(WRITTEN REQUEST): Your job is to retype all of the data word for word, leaving every image out.
==================================================
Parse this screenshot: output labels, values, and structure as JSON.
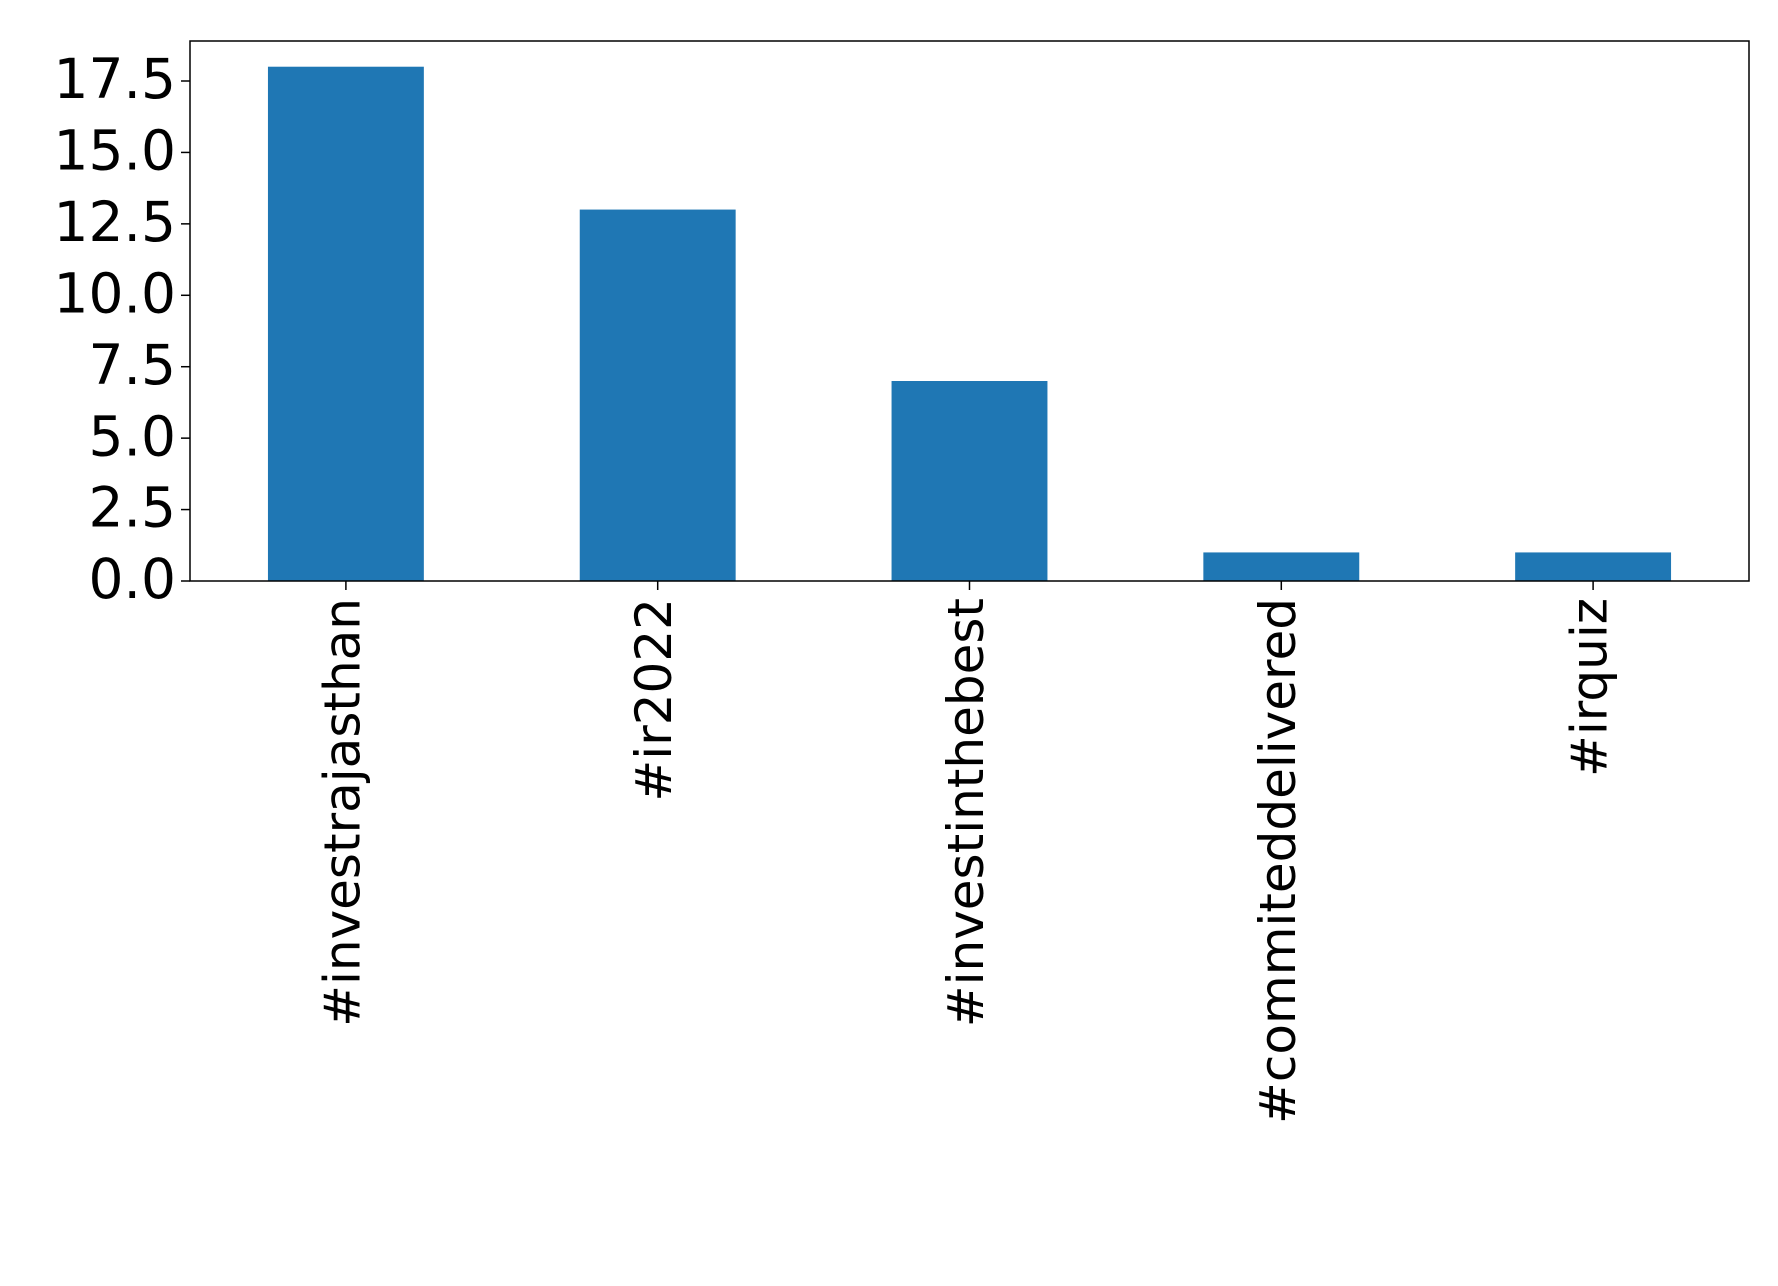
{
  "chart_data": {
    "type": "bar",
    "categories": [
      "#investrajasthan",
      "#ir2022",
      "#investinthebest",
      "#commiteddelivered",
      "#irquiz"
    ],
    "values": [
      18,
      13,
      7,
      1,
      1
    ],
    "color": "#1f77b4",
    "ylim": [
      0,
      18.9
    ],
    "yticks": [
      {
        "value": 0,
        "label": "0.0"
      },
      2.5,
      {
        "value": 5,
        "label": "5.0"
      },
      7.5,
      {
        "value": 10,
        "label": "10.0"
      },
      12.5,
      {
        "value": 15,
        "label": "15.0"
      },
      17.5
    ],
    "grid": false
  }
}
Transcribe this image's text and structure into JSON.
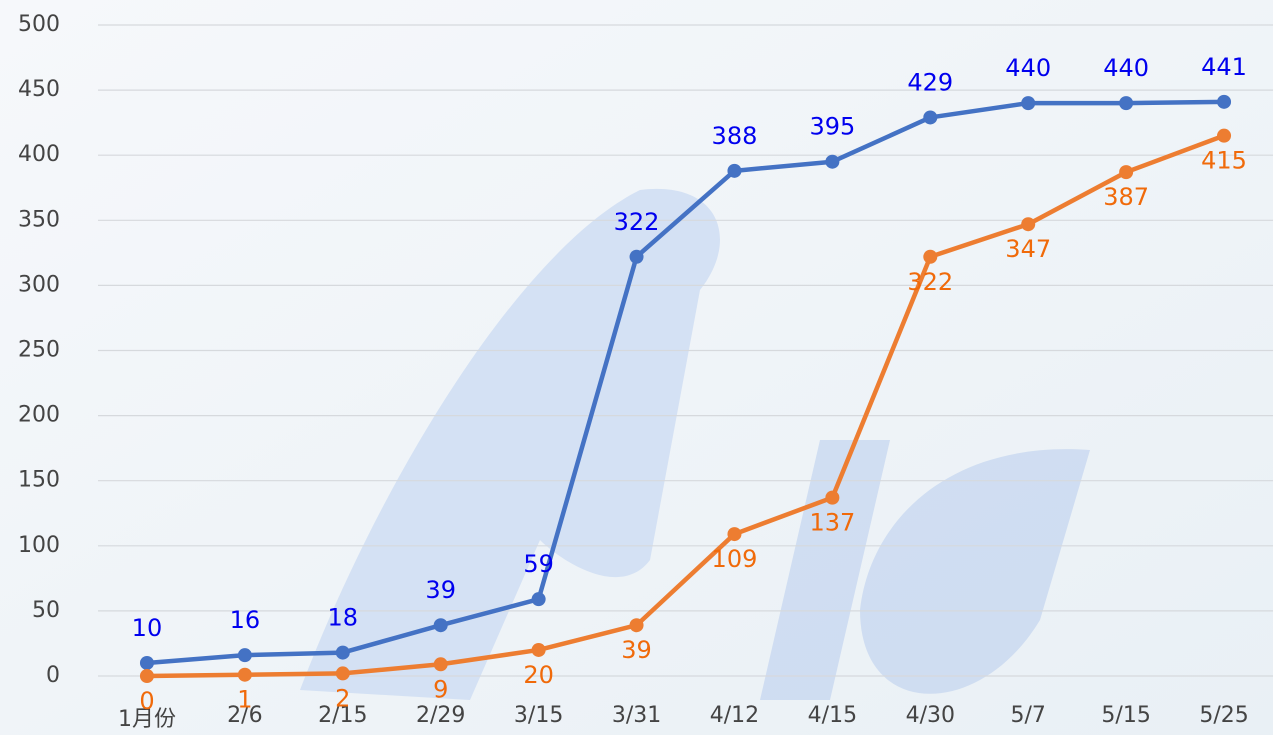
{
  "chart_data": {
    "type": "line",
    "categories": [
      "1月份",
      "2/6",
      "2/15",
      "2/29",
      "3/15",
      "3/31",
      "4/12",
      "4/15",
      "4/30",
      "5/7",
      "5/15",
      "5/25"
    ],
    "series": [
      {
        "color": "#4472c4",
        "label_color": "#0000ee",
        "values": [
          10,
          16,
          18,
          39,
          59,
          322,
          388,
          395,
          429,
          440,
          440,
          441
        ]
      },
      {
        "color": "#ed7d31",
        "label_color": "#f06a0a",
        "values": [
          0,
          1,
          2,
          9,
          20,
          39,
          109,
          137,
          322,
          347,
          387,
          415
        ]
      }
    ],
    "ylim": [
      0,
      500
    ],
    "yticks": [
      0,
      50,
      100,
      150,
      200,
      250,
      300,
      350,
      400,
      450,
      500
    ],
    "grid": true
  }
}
==================================================
(ANSWER TO THE TASK):
Parse this screenshot: output labels, values, and structure as JSON.
{
  "chart_data": {
    "type": "bar",
    "categories": [
      "#investrajasthan",
      "#ir2022",
      "#investinthebest",
      "#commiteddelivered",
      "#irquiz"
    ],
    "values": [
      18,
      13,
      7,
      1,
      1
    ],
    "color": "#1f77b4",
    "ylim": [
      0,
      18.9
    ],
    "yticks": [
      {
        "value": 0,
        "label": "0.0"
      },
      2.5,
      {
        "value": 5,
        "label": "5.0"
      },
      7.5,
      {
        "value": 10,
        "label": "10.0"
      },
      12.5,
      {
        "value": 15,
        "label": "15.0"
      },
      17.5
    ],
    "grid": false
  }
}
Transcribe this image's text and structure into JSON.
{
  "chart_data": {
    "type": "line",
    "categories": [
      "1月份",
      "2/6",
      "2/15",
      "2/29",
      "3/15",
      "3/31",
      "4/12",
      "4/15",
      "4/30",
      "5/7",
      "5/15",
      "5/25"
    ],
    "series": [
      {
        "color": "#4472c4",
        "label_color": "#0000ee",
        "values": [
          10,
          16,
          18,
          39,
          59,
          322,
          388,
          395,
          429,
          440,
          440,
          441
        ]
      },
      {
        "color": "#ed7d31",
        "label_color": "#f06a0a",
        "values": [
          0,
          1,
          2,
          9,
          20,
          39,
          109,
          137,
          322,
          347,
          387,
          415
        ]
      }
    ],
    "ylim": [
      0,
      500
    ],
    "yticks": [
      0,
      50,
      100,
      150,
      200,
      250,
      300,
      350,
      400,
      450,
      500
    ],
    "grid": true
  }
}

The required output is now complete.